§ **Task to carry out**:
Where the line holding "Decode this image" appears, start copying, and continue exactly through the last line of the listing, skipping pictures.
++++++++++++++++++++
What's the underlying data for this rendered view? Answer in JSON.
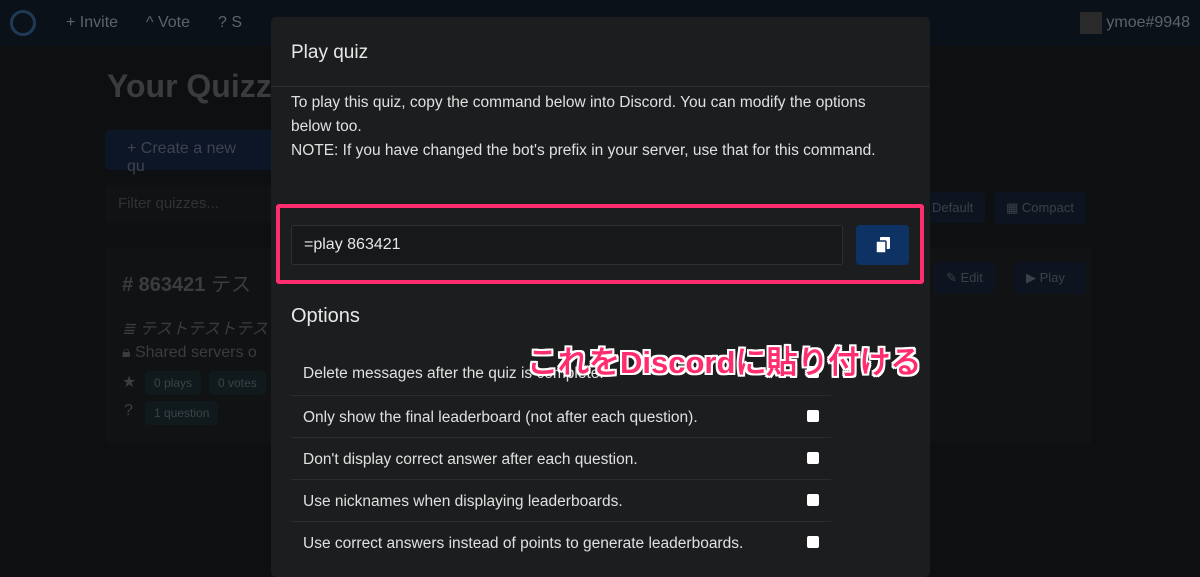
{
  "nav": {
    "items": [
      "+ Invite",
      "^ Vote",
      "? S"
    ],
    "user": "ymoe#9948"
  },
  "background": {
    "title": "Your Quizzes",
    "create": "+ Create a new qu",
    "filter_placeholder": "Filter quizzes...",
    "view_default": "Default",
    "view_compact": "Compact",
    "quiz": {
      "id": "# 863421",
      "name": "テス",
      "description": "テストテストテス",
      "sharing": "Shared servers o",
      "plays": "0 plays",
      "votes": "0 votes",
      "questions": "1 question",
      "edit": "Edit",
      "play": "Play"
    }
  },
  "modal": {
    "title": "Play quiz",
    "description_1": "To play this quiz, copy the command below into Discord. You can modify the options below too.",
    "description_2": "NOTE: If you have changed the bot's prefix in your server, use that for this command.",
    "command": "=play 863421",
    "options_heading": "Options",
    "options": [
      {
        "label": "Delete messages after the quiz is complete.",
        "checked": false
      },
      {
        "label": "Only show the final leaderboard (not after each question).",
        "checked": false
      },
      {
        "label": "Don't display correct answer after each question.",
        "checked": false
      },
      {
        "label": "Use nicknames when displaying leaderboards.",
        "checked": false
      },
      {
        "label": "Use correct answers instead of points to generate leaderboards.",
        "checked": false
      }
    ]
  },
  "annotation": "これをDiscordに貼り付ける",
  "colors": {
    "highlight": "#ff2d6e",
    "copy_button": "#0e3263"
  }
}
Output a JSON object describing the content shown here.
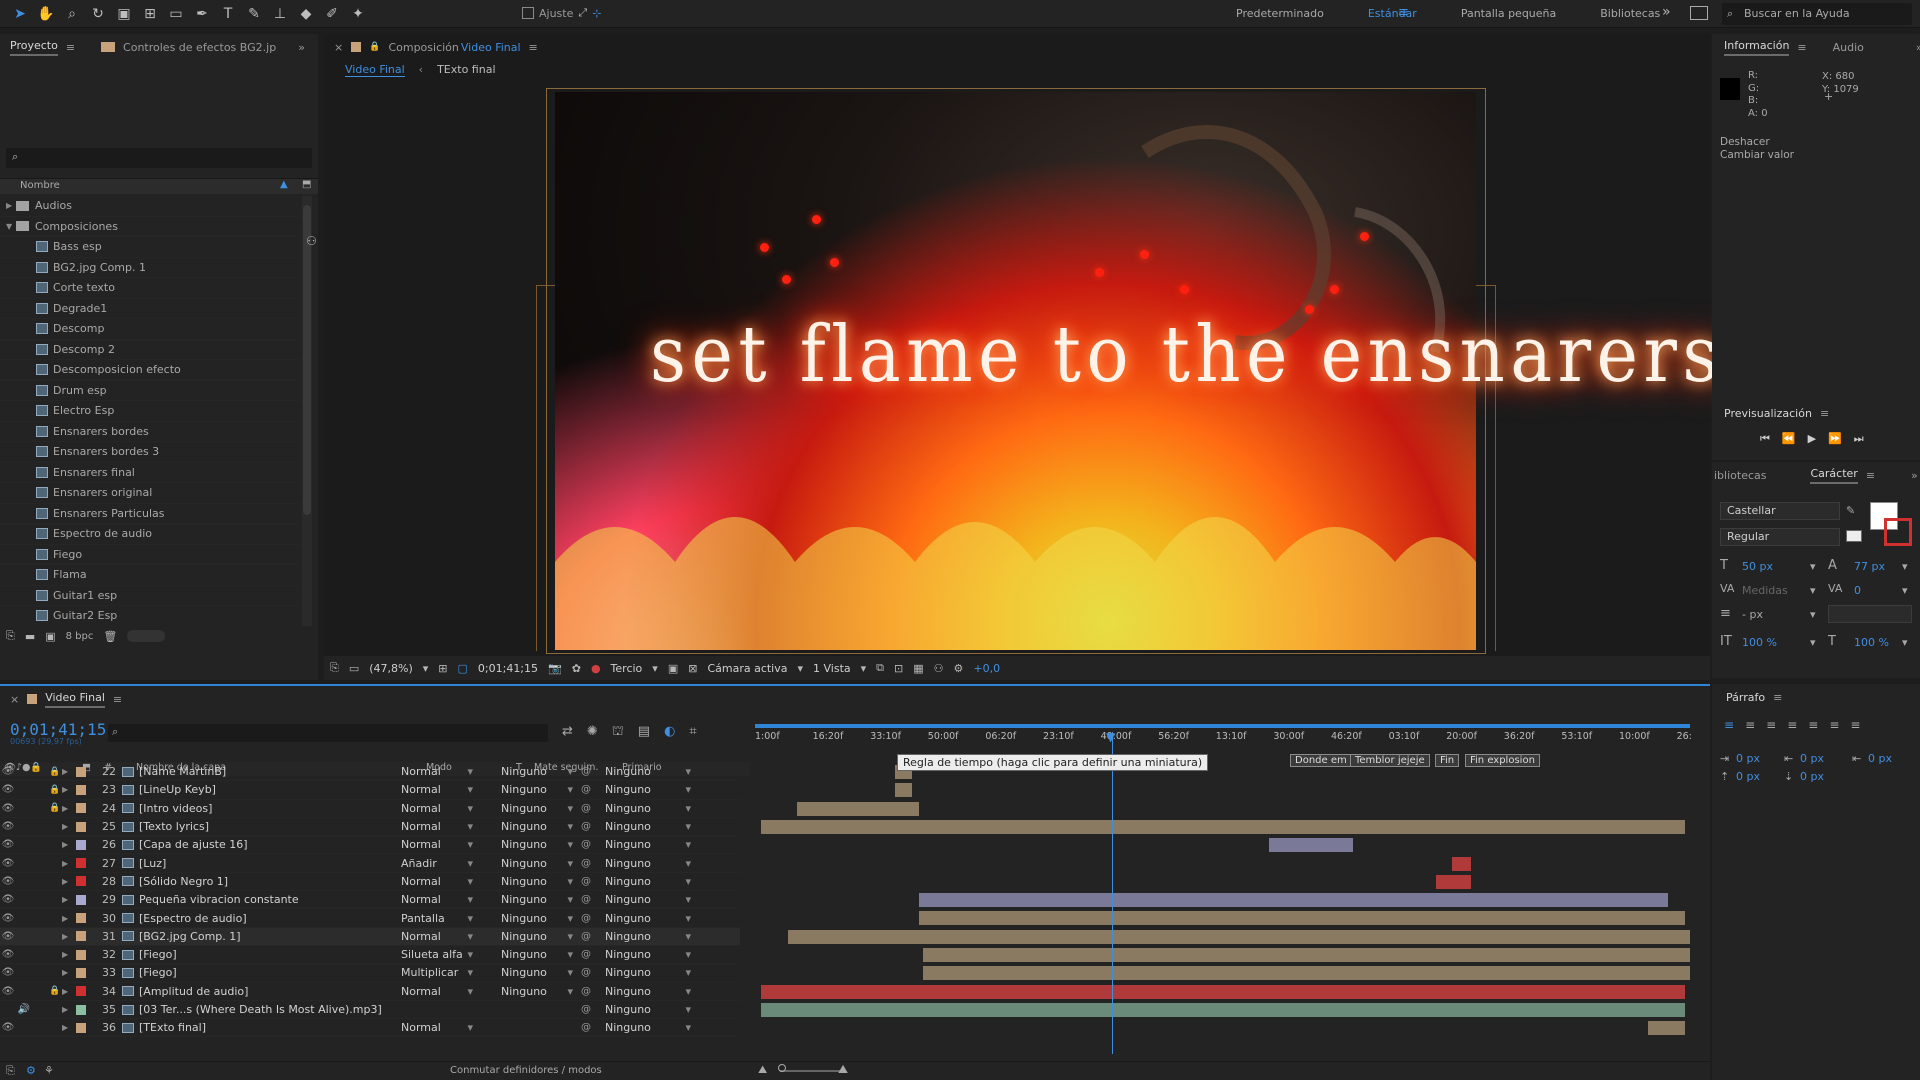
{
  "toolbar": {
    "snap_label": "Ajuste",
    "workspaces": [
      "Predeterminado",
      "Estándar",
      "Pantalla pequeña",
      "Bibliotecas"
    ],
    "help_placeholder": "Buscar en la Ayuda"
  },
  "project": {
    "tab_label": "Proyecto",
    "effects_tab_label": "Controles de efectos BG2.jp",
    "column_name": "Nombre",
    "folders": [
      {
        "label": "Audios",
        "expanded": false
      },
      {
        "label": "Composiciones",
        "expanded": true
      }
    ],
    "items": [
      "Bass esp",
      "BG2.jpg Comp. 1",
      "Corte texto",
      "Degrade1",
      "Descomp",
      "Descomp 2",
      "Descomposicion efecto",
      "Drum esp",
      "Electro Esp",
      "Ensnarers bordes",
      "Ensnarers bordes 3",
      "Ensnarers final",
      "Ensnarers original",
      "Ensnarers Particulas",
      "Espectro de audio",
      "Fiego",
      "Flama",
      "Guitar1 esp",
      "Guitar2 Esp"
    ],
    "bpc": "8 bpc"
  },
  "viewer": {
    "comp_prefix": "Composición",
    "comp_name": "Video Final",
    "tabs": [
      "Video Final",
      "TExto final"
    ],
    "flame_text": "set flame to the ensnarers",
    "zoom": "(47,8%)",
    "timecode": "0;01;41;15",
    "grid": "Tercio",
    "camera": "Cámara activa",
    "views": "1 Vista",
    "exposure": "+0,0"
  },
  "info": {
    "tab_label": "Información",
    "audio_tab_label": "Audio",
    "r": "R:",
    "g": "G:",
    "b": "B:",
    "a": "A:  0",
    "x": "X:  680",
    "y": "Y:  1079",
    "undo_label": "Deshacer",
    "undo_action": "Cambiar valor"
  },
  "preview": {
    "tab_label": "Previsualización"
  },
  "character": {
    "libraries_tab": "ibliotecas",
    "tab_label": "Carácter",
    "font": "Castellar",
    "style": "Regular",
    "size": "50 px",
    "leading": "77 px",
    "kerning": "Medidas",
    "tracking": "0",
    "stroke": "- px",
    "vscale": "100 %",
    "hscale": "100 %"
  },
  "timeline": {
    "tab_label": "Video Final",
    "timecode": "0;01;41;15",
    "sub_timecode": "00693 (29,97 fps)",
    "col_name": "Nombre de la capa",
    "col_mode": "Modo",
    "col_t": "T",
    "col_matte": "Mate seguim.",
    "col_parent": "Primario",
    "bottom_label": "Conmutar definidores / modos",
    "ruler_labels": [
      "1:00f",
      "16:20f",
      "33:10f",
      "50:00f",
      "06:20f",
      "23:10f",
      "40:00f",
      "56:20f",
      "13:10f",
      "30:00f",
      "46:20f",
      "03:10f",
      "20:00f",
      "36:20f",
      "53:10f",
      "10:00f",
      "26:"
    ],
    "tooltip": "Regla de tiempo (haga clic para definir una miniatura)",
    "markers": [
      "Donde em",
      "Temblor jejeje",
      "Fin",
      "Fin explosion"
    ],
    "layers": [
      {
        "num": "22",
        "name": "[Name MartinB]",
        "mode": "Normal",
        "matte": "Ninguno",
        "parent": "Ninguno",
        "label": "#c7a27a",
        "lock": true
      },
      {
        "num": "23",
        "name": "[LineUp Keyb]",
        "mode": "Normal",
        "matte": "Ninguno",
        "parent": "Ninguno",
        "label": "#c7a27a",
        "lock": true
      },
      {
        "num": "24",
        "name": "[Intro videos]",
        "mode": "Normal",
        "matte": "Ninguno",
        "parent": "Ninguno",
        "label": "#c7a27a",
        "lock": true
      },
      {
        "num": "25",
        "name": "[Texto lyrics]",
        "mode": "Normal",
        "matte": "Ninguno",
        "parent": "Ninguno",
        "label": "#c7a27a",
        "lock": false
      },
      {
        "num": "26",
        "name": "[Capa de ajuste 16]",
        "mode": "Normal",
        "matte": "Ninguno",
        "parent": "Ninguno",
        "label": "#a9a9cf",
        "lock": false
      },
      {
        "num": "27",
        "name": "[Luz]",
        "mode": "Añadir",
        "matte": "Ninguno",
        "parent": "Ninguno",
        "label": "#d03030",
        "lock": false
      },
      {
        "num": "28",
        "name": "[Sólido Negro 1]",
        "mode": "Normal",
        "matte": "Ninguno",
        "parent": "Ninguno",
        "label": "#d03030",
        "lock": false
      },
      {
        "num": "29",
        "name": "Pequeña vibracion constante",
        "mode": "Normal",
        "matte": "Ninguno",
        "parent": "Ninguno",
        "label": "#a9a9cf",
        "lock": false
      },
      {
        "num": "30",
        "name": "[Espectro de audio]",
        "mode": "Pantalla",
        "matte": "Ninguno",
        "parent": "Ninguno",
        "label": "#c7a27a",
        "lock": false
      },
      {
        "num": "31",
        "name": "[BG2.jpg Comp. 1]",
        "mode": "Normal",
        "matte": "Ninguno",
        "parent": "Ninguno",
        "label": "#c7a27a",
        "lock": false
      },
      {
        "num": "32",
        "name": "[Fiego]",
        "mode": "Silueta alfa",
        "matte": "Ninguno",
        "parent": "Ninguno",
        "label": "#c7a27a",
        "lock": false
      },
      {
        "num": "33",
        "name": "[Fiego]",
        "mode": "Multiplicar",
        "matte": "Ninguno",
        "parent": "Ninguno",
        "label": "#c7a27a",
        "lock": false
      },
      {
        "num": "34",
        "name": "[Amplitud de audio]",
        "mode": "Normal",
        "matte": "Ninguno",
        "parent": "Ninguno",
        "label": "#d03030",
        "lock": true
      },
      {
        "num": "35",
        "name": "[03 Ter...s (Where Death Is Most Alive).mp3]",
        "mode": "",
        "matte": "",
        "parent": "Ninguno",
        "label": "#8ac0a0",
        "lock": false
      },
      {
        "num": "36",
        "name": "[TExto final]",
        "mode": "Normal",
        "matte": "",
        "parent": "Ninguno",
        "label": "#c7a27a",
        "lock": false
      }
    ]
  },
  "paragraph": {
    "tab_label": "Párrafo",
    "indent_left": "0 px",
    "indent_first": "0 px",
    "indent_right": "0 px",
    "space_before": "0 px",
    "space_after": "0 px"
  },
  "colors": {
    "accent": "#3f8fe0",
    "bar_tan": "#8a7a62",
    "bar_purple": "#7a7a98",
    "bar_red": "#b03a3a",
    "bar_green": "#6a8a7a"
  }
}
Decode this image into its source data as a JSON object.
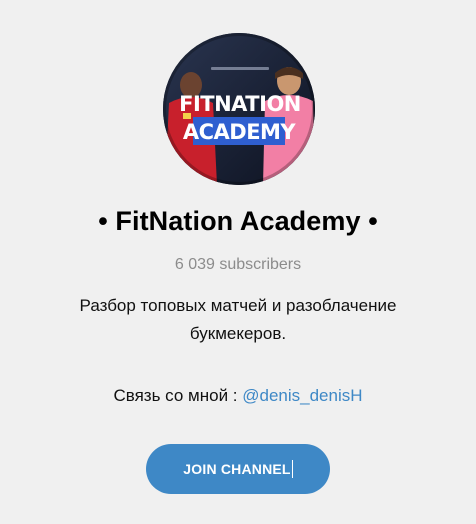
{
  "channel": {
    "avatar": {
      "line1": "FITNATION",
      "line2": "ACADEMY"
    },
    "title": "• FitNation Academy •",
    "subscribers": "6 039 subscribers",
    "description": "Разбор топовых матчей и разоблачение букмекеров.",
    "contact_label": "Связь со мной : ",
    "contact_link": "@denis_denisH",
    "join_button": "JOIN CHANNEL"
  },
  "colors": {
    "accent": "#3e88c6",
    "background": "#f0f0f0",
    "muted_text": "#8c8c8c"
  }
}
++++++++++++++++++++
§ **Response**:
Decode this image into its source data as a JSON object.
{
  "channel": {
    "avatar": {
      "line1": "FITNATION",
      "line2": "ACADEMY"
    },
    "title": "• FitNation Academy •",
    "subscribers": "6 039 subscribers",
    "description": "Разбор топовых матчей и разоблачение букмекеров.",
    "contact_label": "Связь со мной : ",
    "contact_link": "@denis_denisH",
    "join_button": "JOIN CHANNEL"
  },
  "colors": {
    "accent": "#3e88c6",
    "background": "#f0f0f0",
    "muted_text": "#8c8c8c"
  }
}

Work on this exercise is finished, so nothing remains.